● **Action item**
If a line in the entries contains the string "photosystem", include that line in your answer.

● **Given records**
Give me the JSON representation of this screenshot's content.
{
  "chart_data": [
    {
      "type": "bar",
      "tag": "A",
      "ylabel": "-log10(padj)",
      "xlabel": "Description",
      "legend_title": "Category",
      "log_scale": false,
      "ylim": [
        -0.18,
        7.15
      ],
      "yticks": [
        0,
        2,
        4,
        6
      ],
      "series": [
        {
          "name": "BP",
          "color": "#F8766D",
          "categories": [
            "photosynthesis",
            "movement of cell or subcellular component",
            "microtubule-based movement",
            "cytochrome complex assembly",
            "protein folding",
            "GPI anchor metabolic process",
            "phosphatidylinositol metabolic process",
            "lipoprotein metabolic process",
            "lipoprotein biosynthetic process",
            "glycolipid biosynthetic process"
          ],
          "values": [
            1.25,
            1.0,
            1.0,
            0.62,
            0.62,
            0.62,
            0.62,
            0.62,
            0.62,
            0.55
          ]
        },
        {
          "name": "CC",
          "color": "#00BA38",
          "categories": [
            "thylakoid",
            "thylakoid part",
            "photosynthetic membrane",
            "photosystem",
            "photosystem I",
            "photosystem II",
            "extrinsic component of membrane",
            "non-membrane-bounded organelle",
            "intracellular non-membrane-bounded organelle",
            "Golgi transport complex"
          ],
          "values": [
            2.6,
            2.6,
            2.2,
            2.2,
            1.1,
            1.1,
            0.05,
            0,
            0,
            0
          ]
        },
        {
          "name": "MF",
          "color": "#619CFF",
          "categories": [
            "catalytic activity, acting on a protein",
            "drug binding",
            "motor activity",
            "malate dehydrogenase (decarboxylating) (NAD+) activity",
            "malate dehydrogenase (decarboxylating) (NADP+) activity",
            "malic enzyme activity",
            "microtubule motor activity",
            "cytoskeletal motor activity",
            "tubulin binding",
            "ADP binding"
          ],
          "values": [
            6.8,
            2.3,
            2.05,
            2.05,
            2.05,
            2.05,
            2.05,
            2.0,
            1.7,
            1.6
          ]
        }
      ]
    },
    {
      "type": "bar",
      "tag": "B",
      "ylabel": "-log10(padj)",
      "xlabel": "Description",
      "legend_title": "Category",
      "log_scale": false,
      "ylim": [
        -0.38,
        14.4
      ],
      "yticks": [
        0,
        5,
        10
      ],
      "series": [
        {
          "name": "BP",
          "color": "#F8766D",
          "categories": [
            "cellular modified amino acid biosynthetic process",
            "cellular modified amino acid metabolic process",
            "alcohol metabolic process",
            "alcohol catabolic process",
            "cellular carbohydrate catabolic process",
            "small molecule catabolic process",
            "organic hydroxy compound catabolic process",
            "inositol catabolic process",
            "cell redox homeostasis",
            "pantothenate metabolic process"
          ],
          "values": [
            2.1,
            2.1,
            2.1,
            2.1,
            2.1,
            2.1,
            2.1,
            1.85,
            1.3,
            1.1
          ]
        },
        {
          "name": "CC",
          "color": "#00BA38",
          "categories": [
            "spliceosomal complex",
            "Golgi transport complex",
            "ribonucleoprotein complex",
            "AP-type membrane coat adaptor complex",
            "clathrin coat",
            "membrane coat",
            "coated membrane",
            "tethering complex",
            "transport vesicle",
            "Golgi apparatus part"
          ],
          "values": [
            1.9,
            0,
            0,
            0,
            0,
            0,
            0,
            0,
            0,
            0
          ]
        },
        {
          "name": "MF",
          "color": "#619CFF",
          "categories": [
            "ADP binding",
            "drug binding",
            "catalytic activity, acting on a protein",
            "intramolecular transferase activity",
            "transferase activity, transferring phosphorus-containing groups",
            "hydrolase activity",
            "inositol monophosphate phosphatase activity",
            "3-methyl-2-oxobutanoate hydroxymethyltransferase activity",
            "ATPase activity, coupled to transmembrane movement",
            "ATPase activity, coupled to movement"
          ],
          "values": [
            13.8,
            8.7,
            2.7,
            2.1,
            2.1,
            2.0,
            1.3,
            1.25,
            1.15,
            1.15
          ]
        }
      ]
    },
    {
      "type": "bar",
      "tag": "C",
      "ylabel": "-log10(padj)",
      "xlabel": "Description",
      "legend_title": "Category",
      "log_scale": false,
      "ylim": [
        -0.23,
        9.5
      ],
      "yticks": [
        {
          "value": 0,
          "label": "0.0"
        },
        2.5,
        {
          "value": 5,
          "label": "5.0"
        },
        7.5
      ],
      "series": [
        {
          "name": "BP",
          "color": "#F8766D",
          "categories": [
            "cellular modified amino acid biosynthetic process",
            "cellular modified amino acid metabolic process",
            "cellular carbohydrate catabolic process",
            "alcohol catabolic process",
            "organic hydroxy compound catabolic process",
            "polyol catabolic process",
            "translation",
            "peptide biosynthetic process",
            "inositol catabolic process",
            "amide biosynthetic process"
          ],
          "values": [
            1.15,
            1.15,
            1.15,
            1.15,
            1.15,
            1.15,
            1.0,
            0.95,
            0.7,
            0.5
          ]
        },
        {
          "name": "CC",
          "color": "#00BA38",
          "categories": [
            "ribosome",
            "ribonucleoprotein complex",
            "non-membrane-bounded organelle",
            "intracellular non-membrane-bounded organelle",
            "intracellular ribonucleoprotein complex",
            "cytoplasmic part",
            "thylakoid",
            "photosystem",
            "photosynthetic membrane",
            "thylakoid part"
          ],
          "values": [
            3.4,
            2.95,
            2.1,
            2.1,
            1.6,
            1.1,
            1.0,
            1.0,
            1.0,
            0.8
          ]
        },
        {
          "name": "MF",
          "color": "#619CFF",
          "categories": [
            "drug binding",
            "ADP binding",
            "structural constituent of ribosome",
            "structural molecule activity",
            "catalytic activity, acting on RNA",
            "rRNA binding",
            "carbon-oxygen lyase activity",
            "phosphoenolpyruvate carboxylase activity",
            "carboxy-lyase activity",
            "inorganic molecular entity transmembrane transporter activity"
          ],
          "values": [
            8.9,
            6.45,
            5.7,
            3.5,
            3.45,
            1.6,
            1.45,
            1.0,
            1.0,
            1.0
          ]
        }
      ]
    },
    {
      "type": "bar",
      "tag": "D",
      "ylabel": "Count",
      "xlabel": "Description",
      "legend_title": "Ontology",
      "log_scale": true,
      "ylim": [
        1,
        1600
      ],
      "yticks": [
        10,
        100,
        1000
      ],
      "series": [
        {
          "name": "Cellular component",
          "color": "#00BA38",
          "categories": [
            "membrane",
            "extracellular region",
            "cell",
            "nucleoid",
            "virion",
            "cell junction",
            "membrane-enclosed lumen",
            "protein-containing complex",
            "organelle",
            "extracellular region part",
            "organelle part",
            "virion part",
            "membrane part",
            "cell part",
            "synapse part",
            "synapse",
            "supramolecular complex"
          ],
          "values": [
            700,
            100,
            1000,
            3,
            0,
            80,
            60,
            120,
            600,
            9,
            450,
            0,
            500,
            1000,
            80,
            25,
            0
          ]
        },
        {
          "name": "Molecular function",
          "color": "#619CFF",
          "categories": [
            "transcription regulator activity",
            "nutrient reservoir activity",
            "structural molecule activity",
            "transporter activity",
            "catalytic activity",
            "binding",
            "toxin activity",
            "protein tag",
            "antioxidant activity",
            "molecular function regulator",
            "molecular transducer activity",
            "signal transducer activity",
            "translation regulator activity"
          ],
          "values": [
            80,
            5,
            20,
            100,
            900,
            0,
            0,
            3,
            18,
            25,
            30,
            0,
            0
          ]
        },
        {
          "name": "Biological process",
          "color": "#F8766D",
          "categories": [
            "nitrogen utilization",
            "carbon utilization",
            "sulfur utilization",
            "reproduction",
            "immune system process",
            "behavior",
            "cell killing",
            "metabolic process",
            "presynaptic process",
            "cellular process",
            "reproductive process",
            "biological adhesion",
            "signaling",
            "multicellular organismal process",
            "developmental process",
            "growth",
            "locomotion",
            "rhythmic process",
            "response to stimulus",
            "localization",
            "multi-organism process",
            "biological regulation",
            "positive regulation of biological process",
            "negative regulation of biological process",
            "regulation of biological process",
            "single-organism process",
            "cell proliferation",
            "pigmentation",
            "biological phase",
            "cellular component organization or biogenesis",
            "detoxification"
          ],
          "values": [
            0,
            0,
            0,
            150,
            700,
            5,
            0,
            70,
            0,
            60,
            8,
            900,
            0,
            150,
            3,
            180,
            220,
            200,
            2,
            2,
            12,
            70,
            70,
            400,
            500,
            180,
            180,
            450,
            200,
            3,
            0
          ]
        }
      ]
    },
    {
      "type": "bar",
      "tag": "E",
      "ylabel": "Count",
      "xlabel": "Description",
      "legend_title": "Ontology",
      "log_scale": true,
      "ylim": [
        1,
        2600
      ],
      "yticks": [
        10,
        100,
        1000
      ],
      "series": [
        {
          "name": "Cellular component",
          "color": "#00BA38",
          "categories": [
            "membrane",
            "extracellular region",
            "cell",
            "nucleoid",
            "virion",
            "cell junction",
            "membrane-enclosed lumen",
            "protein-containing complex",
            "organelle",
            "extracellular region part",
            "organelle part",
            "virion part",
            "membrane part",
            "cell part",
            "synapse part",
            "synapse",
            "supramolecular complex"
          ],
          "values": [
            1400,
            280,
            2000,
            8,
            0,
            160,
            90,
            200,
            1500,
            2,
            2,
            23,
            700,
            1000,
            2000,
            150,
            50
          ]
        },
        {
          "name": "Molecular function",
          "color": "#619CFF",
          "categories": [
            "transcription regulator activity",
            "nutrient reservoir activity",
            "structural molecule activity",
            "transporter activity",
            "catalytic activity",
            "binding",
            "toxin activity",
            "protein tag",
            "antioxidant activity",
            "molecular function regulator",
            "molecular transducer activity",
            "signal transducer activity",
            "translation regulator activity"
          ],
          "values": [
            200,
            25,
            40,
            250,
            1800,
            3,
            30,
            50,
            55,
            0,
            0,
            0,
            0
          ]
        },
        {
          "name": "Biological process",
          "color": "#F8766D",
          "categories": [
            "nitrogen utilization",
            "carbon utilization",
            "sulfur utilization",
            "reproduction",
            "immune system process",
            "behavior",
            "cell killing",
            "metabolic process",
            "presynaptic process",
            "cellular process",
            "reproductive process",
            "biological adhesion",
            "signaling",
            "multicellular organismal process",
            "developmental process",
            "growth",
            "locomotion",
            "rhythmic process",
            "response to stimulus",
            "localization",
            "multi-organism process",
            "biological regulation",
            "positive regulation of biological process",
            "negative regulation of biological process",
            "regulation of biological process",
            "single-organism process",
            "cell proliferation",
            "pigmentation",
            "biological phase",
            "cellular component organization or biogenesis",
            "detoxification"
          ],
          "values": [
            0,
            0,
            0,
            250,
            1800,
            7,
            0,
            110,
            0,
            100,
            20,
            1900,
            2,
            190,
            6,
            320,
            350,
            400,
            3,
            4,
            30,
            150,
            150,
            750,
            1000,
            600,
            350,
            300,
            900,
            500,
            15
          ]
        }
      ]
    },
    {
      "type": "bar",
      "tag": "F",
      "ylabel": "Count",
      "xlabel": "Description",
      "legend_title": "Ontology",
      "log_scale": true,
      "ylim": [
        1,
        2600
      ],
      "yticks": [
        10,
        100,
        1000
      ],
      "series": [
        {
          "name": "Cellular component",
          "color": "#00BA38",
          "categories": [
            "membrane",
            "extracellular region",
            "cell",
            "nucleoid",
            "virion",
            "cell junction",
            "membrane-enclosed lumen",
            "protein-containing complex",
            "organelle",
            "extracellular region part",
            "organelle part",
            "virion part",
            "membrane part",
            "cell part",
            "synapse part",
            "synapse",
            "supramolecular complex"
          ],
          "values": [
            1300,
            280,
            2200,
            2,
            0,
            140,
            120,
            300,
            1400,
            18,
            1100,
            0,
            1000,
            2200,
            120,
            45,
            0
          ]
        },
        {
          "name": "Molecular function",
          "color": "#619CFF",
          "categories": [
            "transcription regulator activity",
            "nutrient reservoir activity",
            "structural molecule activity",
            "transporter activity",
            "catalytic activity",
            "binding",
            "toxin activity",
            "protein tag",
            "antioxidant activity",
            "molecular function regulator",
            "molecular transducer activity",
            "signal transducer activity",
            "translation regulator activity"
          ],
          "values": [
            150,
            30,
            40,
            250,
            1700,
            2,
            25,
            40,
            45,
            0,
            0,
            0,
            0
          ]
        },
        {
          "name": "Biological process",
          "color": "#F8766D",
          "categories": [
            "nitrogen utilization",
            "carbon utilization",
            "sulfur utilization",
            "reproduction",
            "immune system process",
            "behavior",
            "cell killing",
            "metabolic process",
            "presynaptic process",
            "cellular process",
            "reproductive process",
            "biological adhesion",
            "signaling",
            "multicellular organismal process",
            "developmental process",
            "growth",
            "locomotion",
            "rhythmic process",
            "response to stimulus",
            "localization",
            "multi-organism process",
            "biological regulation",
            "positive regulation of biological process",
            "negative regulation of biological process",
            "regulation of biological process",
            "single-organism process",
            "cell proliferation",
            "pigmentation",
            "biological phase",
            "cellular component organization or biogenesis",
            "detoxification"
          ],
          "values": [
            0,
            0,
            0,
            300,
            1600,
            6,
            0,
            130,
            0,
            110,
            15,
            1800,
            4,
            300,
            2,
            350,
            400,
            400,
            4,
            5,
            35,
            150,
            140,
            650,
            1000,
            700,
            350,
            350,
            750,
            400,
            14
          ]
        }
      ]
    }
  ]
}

● **Result of the exercise**
            "photosystem",
            "photosystem I",
            "photosystem II",
            "photosystem",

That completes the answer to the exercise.